Part of a data file:
[Start]
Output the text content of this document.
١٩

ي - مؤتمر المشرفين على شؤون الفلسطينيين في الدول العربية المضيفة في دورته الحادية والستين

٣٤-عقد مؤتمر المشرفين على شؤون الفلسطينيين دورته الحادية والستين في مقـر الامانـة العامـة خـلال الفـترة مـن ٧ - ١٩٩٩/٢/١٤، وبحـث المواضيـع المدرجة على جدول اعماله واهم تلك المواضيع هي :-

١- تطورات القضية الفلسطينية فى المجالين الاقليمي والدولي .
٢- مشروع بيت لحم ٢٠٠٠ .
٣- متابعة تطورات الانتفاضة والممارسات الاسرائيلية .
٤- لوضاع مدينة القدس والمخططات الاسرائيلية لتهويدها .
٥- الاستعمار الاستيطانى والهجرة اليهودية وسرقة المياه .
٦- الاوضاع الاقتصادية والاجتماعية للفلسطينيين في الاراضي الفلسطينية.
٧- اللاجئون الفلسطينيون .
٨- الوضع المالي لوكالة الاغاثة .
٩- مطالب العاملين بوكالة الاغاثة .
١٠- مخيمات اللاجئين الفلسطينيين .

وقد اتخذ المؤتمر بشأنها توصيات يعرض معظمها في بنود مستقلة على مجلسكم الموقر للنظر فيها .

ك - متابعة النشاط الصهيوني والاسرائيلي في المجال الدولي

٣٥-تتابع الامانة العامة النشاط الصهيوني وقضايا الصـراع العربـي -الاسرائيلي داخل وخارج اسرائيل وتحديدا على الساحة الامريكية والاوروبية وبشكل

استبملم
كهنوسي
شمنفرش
[End]
CHALLENGE →
Give the count of lines in the records that contain "تطورات", and no other text.

REPLY →
2